:: Objective ::
Report how many lines contain "letech"; state the number and nothing else.

═════ Available data ═════

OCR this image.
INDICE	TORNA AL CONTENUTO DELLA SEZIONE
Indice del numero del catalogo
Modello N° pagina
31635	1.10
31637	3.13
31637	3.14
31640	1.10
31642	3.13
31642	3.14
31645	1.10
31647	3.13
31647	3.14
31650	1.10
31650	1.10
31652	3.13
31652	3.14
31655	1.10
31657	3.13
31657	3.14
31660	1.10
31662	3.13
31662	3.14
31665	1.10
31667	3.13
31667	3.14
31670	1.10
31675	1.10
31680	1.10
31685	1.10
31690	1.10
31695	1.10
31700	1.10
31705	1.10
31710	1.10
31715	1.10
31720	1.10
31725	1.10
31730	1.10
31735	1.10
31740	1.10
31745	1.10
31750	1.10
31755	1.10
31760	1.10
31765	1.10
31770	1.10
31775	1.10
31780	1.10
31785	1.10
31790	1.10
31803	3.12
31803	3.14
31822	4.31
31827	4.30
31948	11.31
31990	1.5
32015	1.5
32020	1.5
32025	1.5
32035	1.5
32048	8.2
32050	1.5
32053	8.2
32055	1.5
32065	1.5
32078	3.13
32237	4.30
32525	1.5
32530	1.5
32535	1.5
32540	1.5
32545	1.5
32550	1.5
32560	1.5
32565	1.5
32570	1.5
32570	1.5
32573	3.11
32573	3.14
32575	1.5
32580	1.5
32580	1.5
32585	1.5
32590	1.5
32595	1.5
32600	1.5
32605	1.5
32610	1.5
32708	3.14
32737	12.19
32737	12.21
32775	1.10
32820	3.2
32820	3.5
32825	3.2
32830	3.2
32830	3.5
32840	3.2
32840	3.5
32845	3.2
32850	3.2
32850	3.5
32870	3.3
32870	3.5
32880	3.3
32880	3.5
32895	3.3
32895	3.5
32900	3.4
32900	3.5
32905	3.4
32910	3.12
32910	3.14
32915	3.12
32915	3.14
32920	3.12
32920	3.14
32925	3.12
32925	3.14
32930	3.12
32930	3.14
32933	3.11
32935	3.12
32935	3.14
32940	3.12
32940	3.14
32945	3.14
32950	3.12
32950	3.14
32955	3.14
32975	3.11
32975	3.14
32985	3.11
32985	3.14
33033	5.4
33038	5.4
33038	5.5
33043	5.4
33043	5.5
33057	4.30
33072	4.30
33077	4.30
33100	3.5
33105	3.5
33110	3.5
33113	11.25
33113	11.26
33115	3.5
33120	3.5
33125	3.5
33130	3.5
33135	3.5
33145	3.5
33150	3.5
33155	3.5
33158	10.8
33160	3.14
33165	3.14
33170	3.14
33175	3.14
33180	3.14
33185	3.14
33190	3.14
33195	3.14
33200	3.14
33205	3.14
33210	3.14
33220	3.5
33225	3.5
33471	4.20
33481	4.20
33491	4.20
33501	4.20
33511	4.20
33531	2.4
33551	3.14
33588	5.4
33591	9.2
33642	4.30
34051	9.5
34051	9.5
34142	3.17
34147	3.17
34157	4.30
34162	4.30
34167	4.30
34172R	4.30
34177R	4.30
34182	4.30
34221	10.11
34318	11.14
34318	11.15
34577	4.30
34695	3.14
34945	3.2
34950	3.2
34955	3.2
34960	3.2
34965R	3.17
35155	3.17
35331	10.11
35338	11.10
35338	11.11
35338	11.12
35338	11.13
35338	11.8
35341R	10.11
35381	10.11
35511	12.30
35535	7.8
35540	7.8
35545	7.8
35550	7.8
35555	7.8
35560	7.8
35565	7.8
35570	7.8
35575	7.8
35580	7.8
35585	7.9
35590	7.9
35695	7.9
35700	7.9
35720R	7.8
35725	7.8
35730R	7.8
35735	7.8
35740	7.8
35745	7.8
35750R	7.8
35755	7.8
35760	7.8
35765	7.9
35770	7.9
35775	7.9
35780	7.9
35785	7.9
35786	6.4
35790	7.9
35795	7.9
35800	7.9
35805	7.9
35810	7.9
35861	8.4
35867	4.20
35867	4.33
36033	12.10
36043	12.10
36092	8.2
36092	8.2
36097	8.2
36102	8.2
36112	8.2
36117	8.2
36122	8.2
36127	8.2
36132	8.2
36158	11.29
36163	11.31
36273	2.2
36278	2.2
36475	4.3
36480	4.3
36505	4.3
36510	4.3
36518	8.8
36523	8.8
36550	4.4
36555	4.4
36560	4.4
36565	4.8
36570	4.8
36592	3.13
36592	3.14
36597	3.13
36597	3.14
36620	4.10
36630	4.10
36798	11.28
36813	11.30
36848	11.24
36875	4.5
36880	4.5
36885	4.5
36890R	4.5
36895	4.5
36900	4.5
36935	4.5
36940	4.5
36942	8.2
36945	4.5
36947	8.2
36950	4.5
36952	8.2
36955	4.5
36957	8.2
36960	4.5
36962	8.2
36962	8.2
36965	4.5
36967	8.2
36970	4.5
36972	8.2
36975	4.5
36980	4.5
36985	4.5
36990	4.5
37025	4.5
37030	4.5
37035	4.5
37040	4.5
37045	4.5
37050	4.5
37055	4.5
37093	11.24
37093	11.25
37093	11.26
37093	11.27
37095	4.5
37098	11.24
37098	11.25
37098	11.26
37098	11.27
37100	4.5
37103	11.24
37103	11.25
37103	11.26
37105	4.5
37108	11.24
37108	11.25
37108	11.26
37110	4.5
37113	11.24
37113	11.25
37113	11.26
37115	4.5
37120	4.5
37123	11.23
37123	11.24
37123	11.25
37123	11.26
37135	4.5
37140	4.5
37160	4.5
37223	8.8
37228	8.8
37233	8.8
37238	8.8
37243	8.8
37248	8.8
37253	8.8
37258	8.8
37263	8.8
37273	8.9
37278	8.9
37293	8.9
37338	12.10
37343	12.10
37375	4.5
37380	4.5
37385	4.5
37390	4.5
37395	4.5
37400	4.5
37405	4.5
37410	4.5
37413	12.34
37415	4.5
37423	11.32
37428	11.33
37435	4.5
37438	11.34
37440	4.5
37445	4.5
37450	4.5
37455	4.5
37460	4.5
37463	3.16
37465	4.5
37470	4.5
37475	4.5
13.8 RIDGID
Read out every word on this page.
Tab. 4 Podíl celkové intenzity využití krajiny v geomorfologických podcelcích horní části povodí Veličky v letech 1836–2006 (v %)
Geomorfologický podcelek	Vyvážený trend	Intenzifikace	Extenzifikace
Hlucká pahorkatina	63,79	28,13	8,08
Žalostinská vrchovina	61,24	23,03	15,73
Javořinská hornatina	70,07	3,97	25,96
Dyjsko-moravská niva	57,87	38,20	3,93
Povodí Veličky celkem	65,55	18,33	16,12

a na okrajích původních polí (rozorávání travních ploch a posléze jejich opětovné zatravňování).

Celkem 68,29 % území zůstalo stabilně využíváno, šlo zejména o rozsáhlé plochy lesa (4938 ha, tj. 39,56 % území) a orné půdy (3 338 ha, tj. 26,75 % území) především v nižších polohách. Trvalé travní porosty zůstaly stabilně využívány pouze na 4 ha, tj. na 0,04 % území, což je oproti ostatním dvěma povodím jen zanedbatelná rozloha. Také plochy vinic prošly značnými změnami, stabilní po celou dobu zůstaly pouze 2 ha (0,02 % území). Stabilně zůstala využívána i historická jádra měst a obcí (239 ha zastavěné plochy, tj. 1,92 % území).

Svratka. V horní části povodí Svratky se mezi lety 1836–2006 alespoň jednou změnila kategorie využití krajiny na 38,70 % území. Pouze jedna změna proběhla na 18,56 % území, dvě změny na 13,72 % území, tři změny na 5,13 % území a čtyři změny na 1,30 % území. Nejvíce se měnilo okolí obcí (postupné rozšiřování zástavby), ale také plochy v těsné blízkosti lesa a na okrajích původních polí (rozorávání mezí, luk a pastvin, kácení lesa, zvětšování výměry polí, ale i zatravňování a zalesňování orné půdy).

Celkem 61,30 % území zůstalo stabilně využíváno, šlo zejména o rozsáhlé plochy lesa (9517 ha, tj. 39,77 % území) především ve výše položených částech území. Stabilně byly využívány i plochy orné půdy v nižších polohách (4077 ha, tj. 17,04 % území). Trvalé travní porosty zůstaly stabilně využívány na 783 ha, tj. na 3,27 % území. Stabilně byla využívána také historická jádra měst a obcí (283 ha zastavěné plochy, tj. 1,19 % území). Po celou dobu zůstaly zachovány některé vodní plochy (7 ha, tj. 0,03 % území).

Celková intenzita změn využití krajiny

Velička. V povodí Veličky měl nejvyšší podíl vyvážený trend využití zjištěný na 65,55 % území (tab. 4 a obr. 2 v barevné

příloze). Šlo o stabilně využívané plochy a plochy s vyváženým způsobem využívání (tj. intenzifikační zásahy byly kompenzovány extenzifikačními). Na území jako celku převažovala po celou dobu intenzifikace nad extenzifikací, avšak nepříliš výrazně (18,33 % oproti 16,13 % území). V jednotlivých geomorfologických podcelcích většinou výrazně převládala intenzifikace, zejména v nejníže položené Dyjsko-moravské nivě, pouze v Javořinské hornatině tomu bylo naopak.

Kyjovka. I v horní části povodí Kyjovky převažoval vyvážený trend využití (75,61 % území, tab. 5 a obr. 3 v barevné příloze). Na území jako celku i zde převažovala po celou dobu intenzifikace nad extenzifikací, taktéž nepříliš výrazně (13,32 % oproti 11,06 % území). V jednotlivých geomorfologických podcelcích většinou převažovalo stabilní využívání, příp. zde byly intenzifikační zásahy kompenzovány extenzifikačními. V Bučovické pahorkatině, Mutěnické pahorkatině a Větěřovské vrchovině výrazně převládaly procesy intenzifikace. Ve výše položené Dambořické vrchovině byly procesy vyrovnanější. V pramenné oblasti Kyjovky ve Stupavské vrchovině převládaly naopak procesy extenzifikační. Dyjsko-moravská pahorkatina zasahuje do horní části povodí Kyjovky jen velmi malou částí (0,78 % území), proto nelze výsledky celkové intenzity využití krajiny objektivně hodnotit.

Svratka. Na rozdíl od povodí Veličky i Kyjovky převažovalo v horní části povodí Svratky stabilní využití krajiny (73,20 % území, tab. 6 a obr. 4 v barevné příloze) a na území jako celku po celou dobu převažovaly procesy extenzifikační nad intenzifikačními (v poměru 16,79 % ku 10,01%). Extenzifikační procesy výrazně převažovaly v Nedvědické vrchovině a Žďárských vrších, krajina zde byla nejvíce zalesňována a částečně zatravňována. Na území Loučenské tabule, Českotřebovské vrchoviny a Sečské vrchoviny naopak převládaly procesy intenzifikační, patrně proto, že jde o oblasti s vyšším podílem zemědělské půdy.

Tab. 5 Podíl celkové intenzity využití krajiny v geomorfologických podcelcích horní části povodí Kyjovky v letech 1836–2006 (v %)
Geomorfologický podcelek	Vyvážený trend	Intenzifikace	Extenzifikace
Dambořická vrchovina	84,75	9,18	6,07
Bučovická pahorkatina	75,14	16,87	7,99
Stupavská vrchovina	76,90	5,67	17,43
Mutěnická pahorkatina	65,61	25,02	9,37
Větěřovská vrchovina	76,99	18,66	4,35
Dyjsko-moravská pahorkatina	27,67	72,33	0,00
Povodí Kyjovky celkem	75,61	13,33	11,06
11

═════

:: Output for this task ::
2